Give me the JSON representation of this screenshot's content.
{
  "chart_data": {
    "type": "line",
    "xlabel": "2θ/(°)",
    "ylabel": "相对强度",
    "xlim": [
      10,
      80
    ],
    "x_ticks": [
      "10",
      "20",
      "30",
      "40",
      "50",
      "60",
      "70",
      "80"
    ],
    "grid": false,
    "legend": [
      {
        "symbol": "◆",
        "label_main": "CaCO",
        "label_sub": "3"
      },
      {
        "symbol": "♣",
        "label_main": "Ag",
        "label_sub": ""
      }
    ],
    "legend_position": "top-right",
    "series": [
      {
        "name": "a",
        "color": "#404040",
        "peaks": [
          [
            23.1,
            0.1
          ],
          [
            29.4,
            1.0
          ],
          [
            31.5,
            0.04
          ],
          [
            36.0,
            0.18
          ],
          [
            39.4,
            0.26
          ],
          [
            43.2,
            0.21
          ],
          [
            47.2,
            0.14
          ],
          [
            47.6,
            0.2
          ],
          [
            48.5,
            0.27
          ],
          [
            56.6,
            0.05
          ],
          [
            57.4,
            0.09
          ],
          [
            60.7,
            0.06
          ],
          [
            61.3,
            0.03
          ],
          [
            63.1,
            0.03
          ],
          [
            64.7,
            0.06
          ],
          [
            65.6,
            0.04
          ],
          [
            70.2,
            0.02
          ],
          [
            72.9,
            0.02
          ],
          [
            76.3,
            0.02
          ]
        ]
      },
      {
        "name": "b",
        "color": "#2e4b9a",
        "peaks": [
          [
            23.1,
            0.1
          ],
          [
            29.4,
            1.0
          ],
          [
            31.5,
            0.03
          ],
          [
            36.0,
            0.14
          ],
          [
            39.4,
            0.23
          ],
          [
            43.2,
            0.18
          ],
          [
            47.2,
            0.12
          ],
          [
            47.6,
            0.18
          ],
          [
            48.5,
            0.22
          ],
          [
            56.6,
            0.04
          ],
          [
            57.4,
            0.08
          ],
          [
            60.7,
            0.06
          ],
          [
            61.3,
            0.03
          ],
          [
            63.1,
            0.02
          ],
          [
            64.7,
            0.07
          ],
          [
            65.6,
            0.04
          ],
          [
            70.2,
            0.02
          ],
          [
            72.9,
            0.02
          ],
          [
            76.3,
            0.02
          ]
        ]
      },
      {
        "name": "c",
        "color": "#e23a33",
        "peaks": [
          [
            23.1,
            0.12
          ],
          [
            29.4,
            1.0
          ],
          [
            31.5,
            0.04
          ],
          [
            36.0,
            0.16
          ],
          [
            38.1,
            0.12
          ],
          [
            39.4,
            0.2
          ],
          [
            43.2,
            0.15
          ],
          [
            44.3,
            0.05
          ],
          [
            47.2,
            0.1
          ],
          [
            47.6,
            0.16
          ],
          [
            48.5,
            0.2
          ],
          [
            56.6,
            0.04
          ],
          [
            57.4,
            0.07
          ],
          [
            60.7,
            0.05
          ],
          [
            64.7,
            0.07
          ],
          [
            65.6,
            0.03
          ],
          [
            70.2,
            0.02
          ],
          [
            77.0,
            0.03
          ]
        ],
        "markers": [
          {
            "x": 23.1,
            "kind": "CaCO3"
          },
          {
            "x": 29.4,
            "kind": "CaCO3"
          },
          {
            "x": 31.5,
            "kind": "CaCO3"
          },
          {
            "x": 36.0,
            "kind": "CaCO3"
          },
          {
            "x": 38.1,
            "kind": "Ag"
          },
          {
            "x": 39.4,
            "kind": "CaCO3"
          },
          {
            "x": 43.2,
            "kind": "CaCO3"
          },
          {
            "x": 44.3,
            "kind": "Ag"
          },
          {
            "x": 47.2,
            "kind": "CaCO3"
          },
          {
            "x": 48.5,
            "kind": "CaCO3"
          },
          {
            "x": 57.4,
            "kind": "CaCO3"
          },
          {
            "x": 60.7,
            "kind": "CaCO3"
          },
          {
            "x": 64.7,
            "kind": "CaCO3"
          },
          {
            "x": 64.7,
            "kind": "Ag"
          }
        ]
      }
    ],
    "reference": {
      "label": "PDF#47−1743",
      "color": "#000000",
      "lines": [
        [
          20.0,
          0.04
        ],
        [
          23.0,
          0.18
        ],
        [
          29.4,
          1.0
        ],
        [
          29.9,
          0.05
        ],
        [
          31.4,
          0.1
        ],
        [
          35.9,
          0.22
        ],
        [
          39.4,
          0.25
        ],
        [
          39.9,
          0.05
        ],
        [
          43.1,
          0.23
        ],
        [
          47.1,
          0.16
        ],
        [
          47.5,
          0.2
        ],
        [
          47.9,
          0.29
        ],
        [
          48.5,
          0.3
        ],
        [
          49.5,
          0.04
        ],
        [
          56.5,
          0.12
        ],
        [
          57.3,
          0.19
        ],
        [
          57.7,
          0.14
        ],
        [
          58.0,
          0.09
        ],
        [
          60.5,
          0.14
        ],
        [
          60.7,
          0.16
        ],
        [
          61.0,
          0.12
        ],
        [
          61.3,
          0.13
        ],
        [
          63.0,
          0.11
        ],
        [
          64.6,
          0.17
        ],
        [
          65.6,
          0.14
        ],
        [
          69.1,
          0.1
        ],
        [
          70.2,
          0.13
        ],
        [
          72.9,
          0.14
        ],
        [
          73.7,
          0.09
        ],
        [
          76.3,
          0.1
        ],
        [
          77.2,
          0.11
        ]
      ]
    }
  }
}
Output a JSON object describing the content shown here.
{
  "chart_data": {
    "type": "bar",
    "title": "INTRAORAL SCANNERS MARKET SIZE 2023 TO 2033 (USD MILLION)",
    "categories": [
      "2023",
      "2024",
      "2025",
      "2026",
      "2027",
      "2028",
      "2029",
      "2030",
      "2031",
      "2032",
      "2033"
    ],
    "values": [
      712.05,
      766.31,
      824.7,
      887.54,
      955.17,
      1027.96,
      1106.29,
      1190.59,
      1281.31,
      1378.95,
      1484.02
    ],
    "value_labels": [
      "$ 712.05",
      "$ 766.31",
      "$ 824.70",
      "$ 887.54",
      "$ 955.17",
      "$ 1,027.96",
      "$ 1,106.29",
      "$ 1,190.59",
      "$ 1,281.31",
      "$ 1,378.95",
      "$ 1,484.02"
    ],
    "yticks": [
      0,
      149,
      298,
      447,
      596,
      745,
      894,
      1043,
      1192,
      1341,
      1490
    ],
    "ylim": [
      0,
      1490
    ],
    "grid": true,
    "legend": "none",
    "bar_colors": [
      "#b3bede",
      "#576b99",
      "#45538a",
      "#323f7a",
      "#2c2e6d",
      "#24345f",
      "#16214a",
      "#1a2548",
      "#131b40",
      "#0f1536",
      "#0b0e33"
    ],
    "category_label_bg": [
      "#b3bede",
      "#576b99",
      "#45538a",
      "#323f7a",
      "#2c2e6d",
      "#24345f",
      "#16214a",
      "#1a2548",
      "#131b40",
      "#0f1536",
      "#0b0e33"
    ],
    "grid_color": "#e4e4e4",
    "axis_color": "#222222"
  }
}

☆ ☆ ☆ ☆ ☆

Description of the task »
Locate the line with "Output a JSON" in the entries above; extract it and every line after it, verbatim.

Full response »
Output a JSON object describing the content shown here.
{
  "chart_data": {
    "type": "bar",
    "title": "INTRAORAL SCANNERS MARKET SIZE 2023 TO 2033 (USD MILLION)",
    "categories": [
      "2023",
      "2024",
      "2025",
      "2026",
      "2027",
      "2028",
      "2029",
      "2030",
      "2031",
      "2032",
      "2033"
    ],
    "values": [
      712.05,
      766.31,
      824.7,
      887.54,
      955.17,
      1027.96,
      1106.29,
      1190.59,
      1281.31,
      1378.95,
      1484.02
    ],
    "value_labels": [
      "$ 712.05",
      "$ 766.31",
      "$ 824.70",
      "$ 887.54",
      "$ 955.17",
      "$ 1,027.96",
      "$ 1,106.29",
      "$ 1,190.59",
      "$ 1,281.31",
      "$ 1,378.95",
      "$ 1,484.02"
    ],
    "yticks": [
      0,
      149,
      298,
      447,
      596,
      745,
      894,
      1043,
      1192,
      1341,
      1490
    ],
    "ylim": [
      0,
      1490
    ],
    "grid": true,
    "legend": "none",
    "bar_colors": [
      "#b3bede",
      "#576b99",
      "#45538a",
      "#323f7a",
      "#2c2e6d",
      "#24345f",
      "#16214a",
      "#1a2548",
      "#131b40",
      "#0f1536",
      "#0b0e33"
    ],
    "category_label_bg": [
      "#b3bede",
      "#576b99",
      "#45538a",
      "#323f7a",
      "#2c2e6d",
      "#24345f",
      "#16214a",
      "#1a2548",
      "#131b40",
      "#0f1536",
      "#0b0e33"
    ],
    "grid_color": "#e4e4e4",
    "axis_color": "#222222"
  }
}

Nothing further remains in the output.